Passage given

More than anything, though, it was Ackman's criticism of Harvard’s board, whose diversity, equity and inclusion (DEI) criteria he blamed for Gay’s appointment, that now has some observers concerned that such tactics could bleed into corporate America. As Bloomberg Opinion’s Beth Kowitt pointed out in a recent column, Ackman’s campaign against Harvard reveals a “playbook” for how to attack corporate DEI. And perhaps nowhere is diversity and inclusivity more critical to the U.S. economy than in small businesses, including startups, which account for roughly 44% of U.S. economic activity, according to the U.S. Small Business Administration’s most recent data.
Ackman’s commentary on what he perceives to be fundamentally flawed DEI ideology—“DEI is racist because reverse racism is racism, even if it is against white people (and it is remarkable that I even need to point this out),” he said in one post—compelled others to jump into the fray, including X owner Elon Musk, who shares Ackman’s position on DEI as “racist,” and billionaire entrepreneur Mark Cuban, whose X post outlines why he is an advocate of corporate inclusivity initiatives. Ackman shows no signs of backing off his hot-button issues any time soon: On Friday, he sat down with Squawk Box’s Andrew Ross Sorkin to discuss the Harvard/MIT/UPenn saga, antisemitism, DEI and ping-ponging allegations of plagiarism, among other subjects in which he intends to insert himself.

Records
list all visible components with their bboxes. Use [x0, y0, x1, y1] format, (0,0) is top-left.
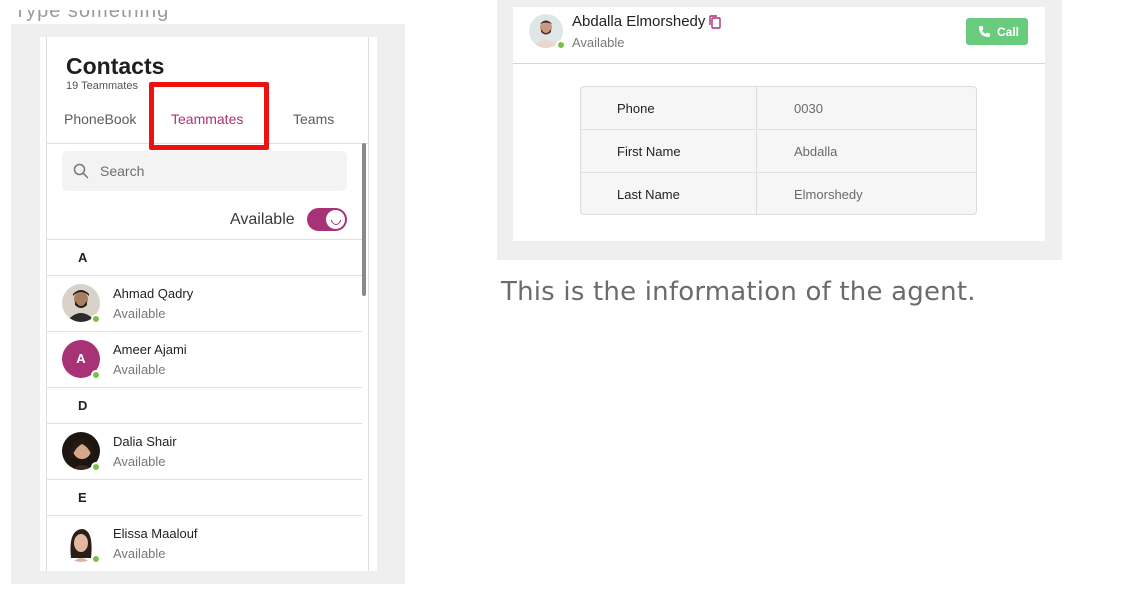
- field-value: Abdalla: [794, 144, 838, 159]
- list-item[interactable]: Elissa Maalouf Available: [46, 516, 362, 571]
- teammates-tab-highlight: [149, 82, 269, 150]
- teammates-list: A Ahmad Qadry Available A Ameer Ajami Av…: [46, 239, 362, 571]
- online-indicator: [91, 314, 101, 324]
- search-icon: [73, 163, 89, 179]
- agent-info-screenshot-frame: Abdalla Elmorshedy Available Call Phone …: [497, 0, 1062, 260]
- list-item[interactable]: Dalia Shair Available: [46, 424, 362, 479]
- field-key: First Name: [617, 144, 681, 159]
- field-key: Last Name: [617, 187, 680, 202]
- agent-status: Available: [572, 35, 625, 50]
- call-button[interactable]: Call: [966, 18, 1028, 45]
- contact-status: Available: [113, 362, 166, 377]
- copy-icon[interactable]: [708, 15, 722, 29]
- availability-toggle[interactable]: [307, 208, 347, 231]
- contact-status: Available: [113, 454, 166, 469]
- online-indicator: [91, 554, 101, 564]
- agent-info-table: Phone 0030 First Name Abdalla Last Name …: [580, 86, 977, 215]
- scrollbar[interactable]: [362, 143, 366, 296]
- group-letter-e: E: [78, 490, 87, 505]
- field-value: 0030: [794, 101, 823, 116]
- field-value: Elmorshedy: [794, 187, 863, 202]
- table-row: Phone 0030: [581, 87, 976, 130]
- contact-status: Available: [113, 546, 166, 561]
- phone-icon: [979, 26, 990, 37]
- field-key: Phone: [617, 101, 655, 116]
- search-box[interactable]: [62, 151, 347, 191]
- card-header-divider: [513, 63, 1045, 64]
- contact-name: Elissa Maalouf: [113, 526, 198, 541]
- contact-name: Ahmad Qadry: [113, 286, 194, 301]
- tab-phonebook[interactable]: PhoneBook: [64, 111, 136, 127]
- caption-text: This is the information of the agent.: [501, 277, 976, 307]
- agent-name: Abdalla Elmorshedy: [572, 13, 706, 30]
- cropped-text-fragment: Type something: [14, 10, 170, 22]
- panel-right-border: [368, 37, 369, 571]
- online-indicator: [556, 40, 566, 50]
- availability-label: Available: [230, 211, 295, 228]
- contact-name: Dalia Shair: [113, 434, 177, 449]
- online-indicator: [91, 462, 101, 472]
- online-indicator: [91, 370, 101, 380]
- list-item[interactable]: A Ameer Ajami Available: [46, 332, 362, 387]
- search-input[interactable]: [100, 161, 330, 181]
- agent-card: Abdalla Elmorshedy Available Call Phone …: [513, 7, 1045, 241]
- table-row: Last Name Elmorshedy: [581, 173, 976, 214]
- teammates-count: 19 Teammates: [66, 80, 138, 92]
- contact-name: Ameer Ajami: [113, 342, 187, 357]
- group-letter-a: A: [78, 250, 88, 265]
- call-label: Call: [997, 25, 1020, 39]
- contact-status: Available: [113, 306, 166, 321]
- tab-teams[interactable]: Teams: [293, 111, 334, 127]
- table-row: First Name Abdalla: [581, 130, 976, 173]
- contacts-title: Contacts: [66, 53, 165, 79]
- group-letter-d: D: [78, 398, 88, 413]
- list-item[interactable]: Ahmad Qadry Available: [46, 276, 362, 331]
- toggle-knob: [326, 210, 345, 229]
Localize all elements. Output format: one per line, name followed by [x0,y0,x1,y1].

Exercise instructions
Write the next part of the passage about Ackman's campaign against DEI, continuing right after its final sentence and leaving the listing aside.

Result of this exercise
No one questions the Pershing Square chief executive’s right to freely express himself, but he has a distinct advantage: He is male, white, very rich, and has turned the platform, formerly known as Twitter and on which he has 1.1 million followers, into a bully pulpit. (Let’s call it The Ackman Effect.) It’s impossible to ignore Ackman’s voluminous X postings, and following along daily has become like hate-watching “And Just Like That,” but with far more on the line for women, culturally and financially, in the real world.